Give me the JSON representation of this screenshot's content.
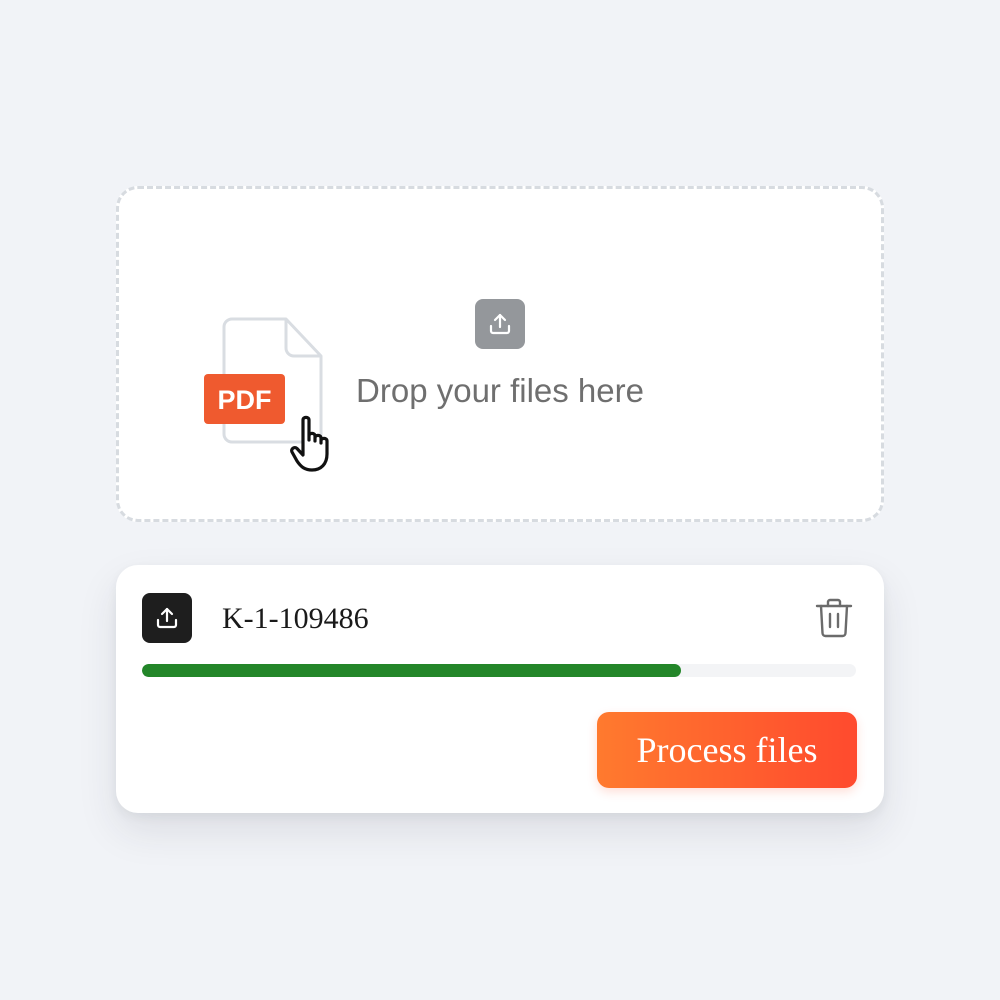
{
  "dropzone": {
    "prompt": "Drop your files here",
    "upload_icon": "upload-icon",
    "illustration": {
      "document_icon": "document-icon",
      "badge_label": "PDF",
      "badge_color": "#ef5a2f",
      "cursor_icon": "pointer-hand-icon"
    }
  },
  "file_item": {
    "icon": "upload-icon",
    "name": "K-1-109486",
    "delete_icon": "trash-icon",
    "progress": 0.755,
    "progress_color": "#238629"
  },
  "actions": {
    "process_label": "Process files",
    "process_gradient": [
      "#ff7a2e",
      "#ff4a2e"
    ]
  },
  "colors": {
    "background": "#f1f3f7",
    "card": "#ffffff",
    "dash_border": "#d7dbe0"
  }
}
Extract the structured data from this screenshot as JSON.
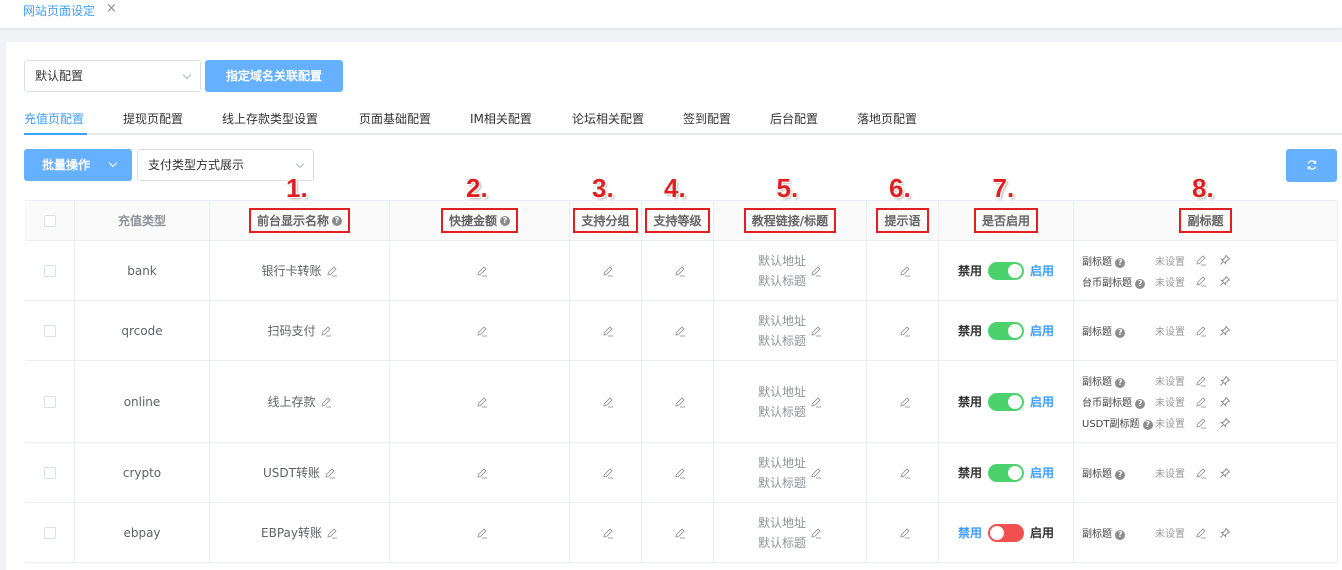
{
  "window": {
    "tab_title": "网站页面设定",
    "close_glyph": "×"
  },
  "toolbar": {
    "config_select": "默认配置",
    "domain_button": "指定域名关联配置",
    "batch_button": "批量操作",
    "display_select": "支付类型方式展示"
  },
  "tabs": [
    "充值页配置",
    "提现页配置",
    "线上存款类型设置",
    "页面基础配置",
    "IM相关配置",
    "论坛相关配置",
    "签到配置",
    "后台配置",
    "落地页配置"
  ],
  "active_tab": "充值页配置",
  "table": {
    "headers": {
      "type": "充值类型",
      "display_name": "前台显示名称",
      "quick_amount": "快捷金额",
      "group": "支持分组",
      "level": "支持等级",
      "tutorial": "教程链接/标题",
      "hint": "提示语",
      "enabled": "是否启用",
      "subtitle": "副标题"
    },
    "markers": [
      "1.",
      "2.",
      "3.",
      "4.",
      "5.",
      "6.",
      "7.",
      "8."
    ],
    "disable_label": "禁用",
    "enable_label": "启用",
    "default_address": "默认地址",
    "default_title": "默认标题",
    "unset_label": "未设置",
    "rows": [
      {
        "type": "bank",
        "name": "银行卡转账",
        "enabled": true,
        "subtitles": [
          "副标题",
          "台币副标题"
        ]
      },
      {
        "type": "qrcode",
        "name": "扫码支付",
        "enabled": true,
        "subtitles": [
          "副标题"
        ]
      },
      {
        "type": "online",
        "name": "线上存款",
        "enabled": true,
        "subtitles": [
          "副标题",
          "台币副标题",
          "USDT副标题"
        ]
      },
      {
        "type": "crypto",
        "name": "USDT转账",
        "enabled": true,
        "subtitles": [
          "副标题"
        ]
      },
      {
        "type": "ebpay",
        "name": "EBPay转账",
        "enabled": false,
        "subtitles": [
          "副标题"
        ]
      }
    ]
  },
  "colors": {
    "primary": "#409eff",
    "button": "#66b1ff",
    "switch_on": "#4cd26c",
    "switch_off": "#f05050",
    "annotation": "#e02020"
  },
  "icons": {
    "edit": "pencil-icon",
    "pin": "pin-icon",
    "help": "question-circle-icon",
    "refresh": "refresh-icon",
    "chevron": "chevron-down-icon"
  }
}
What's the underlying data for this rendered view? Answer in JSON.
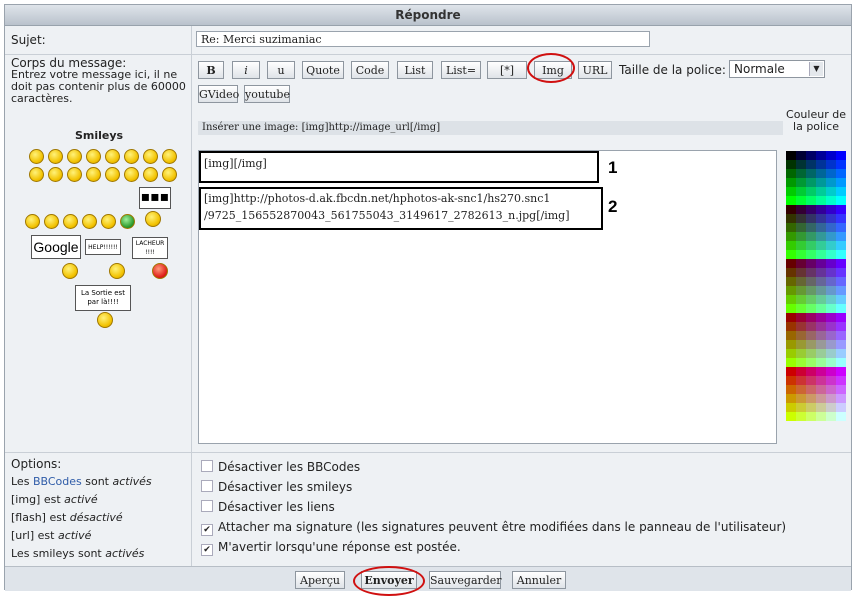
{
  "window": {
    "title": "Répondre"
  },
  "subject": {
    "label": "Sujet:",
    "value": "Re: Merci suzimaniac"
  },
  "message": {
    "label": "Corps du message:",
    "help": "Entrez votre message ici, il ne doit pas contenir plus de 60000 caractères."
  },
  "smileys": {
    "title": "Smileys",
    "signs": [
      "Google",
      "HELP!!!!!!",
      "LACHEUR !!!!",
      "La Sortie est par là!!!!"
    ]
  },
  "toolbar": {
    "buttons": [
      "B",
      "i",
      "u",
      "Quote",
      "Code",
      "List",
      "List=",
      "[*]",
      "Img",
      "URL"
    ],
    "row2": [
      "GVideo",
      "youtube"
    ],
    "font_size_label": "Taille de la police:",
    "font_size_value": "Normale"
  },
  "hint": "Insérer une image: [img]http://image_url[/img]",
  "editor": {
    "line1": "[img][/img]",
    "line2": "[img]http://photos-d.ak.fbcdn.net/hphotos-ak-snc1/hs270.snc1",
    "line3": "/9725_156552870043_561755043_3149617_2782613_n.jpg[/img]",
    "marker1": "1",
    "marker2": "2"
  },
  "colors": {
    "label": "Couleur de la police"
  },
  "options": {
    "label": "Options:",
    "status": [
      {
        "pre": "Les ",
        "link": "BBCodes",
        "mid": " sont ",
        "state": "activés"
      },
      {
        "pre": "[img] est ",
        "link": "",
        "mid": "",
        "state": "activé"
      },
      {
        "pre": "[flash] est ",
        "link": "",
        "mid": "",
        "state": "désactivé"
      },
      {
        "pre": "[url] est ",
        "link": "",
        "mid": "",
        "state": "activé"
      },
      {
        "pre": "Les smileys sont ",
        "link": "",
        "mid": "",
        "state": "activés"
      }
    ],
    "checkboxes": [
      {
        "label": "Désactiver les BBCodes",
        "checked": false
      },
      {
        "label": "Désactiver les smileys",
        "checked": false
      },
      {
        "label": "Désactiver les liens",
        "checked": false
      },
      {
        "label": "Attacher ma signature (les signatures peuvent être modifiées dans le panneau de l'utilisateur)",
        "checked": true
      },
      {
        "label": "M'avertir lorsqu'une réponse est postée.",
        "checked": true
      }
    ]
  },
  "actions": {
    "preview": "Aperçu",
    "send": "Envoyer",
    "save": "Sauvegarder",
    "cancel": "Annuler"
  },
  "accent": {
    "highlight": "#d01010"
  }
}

■ ■ ■ ■ ■ ■ ■

■ **TASK DETAILS**
What is needed is an exact reproduction of the data, pictures excluded.

■ **SOLUTION TO THE PROBLEM**
Give me the JSON representation of this screenshot's content.
{
  "dropzone": {
    "prompt": "Drop your files here",
    "upload_icon": "upload-icon",
    "illustration": {
      "document_icon": "document-icon",
      "badge_label": "PDF",
      "badge_color": "#ef5a2f",
      "cursor_icon": "pointer-hand-icon"
    }
  },
  "file_item": {
    "icon": "upload-icon",
    "name": "K-1-109486",
    "delete_icon": "trash-icon",
    "progress": 0.755,
    "progress_color": "#238629"
  },
  "actions": {
    "process_label": "Process files",
    "process_gradient": [
      "#ff7a2e",
      "#ff4a2e"
    ]
  },
  "colors": {
    "background": "#f1f3f7",
    "card": "#ffffff",
    "dash_border": "#d7dbe0"
  }
}
Extract the structured data from this screenshot as JSON.
{
  "window": {
    "tab_title": "网站页面设定",
    "close_glyph": "×"
  },
  "toolbar": {
    "config_select": "默认配置",
    "domain_button": "指定域名关联配置",
    "batch_button": "批量操作",
    "display_select": "支付类型方式展示"
  },
  "tabs": [
    "充值页配置",
    "提现页配置",
    "线上存款类型设置",
    "页面基础配置",
    "IM相关配置",
    "论坛相关配置",
    "签到配置",
    "后台配置",
    "落地页配置"
  ],
  "active_tab": "充值页配置",
  "table": {
    "headers": {
      "type": "充值类型",
      "display_name": "前台显示名称",
      "quick_amount": "快捷金额",
      "group": "支持分组",
      "level": "支持等级",
      "tutorial": "教程链接/标题",
      "hint": "提示语",
      "enabled": "是否启用",
      "subtitle": "副标题"
    },
    "markers": [
      "1.",
      "2.",
      "3.",
      "4.",
      "5.",
      "6.",
      "7.",
      "8."
    ],
    "disable_label": "禁用",
    "enable_label": "启用",
    "default_address": "默认地址",
    "default_title": "默认标题",
    "unset_label": "未设置",
    "rows": [
      {
        "type": "bank",
        "name": "银行卡转账",
        "enabled": true,
        "subtitles": [
          "副标题",
          "台币副标题"
        ]
      },
      {
        "type": "qrcode",
        "name": "扫码支付",
        "enabled": true,
        "subtitles": [
          "副标题"
        ]
      },
      {
        "type": "online",
        "name": "线上存款",
        "enabled": true,
        "subtitles": [
          "副标题",
          "台币副标题",
          "USDT副标题"
        ]
      },
      {
        "type": "crypto",
        "name": "USDT转账",
        "enabled": true,
        "subtitles": [
          "副标题"
        ]
      },
      {
        "type": "ebpay",
        "name": "EBPay转账",
        "enabled": false,
        "subtitles": [
          "副标题"
        ]
      }
    ]
  },
  "colors": {
    "primary": "#409eff",
    "button": "#66b1ff",
    "switch_on": "#4cd26c",
    "switch_off": "#f05050",
    "annotation": "#e02020"
  },
  "icons": {
    "edit": "pencil-icon",
    "pin": "pin-icon",
    "help": "question-circle-icon",
    "refresh": "refresh-icon",
    "chevron": "chevron-down-icon"
  }
}
What's the underlying data for this rendered view? Answer in JSON.
{
  "window": {
    "title": "Répondre"
  },
  "subject": {
    "label": "Sujet:",
    "value": "Re: Merci suzimaniac"
  },
  "message": {
    "label": "Corps du message:",
    "help": "Entrez votre message ici, il ne doit pas contenir plus de 60000 caractères."
  },
  "smileys": {
    "title": "Smileys",
    "signs": [
      "Google",
      "HELP!!!!!!",
      "LACHEUR !!!!",
      "La Sortie est par là!!!!"
    ]
  },
  "toolbar": {
    "buttons": [
      "B",
      "i",
      "u",
      "Quote",
      "Code",
      "List",
      "List=",
      "[*]",
      "Img",
      "URL"
    ],
    "row2": [
      "GVideo",
      "youtube"
    ],
    "font_size_label": "Taille de la police:",
    "font_size_value": "Normale"
  },
  "hint": "Insérer une image: [img]http://image_url[/img]",
  "editor": {
    "line1": "[img][/img]",
    "line2": "[img]http://photos-d.ak.fbcdn.net/hphotos-ak-snc1/hs270.snc1",
    "line3": "/9725_156552870043_561755043_3149617_2782613_n.jpg[/img]",
    "marker1": "1",
    "marker2": "2"
  },
  "colors": {
    "label": "Couleur de la police"
  },
  "options": {
    "label": "Options:",
    "status": [
      {
        "pre": "Les ",
        "link": "BBCodes",
        "mid": " sont ",
        "state": "activés"
      },
      {
        "pre": "[img] est ",
        "link": "",
        "mid": "",
        "state": "activé"
      },
      {
        "pre": "[flash] est ",
        "link": "",
        "mid": "",
        "state": "désactivé"
      },
      {
        "pre": "[url] est ",
        "link": "",
        "mid": "",
        "state": "activé"
      },
      {
        "pre": "Les smileys sont ",
        "link": "",
        "mid": "",
        "state": "activés"
      }
    ],
    "checkboxes": [
      {
        "label": "Désactiver les BBCodes",
        "checked": false
      },
      {
        "label": "Désactiver les smileys",
        "checked": false
      },
      {
        "label": "Désactiver les liens",
        "checked": false
      },
      {
        "label": "Attacher ma signature (les signatures peuvent être modifiées dans le panneau de l'utilisateur)",
        "checked": true
      },
      {
        "label": "M'avertir lorsqu'une réponse est postée.",
        "checked": true
      }
    ]
  },
  "actions": {
    "preview": "Aperçu",
    "send": "Envoyer",
    "save": "Sauvegarder",
    "cancel": "Annuler"
  },
  "accent": {
    "highlight": "#d01010"
  }
}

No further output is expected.